-- Extracted material --

=-=-=

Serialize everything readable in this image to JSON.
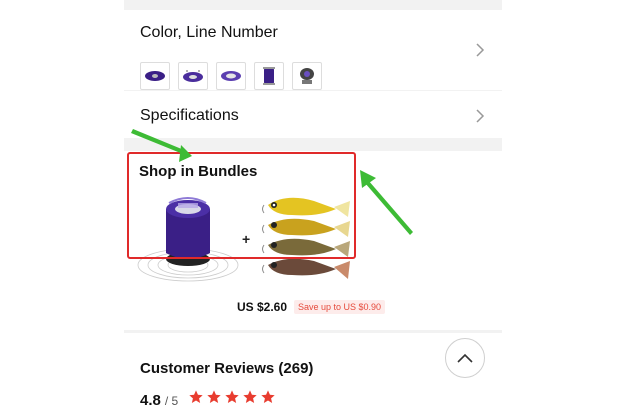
{
  "color_section": {
    "title": "Color, Line Number",
    "thumbnails": [
      "spool-variant-1",
      "spool-variant-2",
      "spool-variant-3",
      "spool-variant-4",
      "spool-variant-5"
    ]
  },
  "specifications": {
    "title": "Specifications"
  },
  "bundle": {
    "title": "Shop in Bundles",
    "plus": "+",
    "price": "US $2.60",
    "save_text": "Save up to US $0.90"
  },
  "reviews": {
    "title": "Customer Reviews (269)",
    "rating": "4.8",
    "rating_max": "/ 5",
    "stars": 5
  },
  "colors": {
    "accent_red": "#e64b3c",
    "star_red": "#e83c2f",
    "highlight_box": "#e02a2a",
    "arrow_green": "#3dbb35",
    "spool_purple": "#3a1f86"
  },
  "icons": {
    "chevron": "chevron-right-icon",
    "back_to_top": "chevron-up-icon"
  }
}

=-=-=

-- Request --
Filter the records, keeping only lines that contain "variant", and show those lines.

-- Completed exercise --
      "spool-variant-1",
      "spool-variant-2",
      "spool-variant-3",
      "spool-variant-4",
      "spool-variant-5"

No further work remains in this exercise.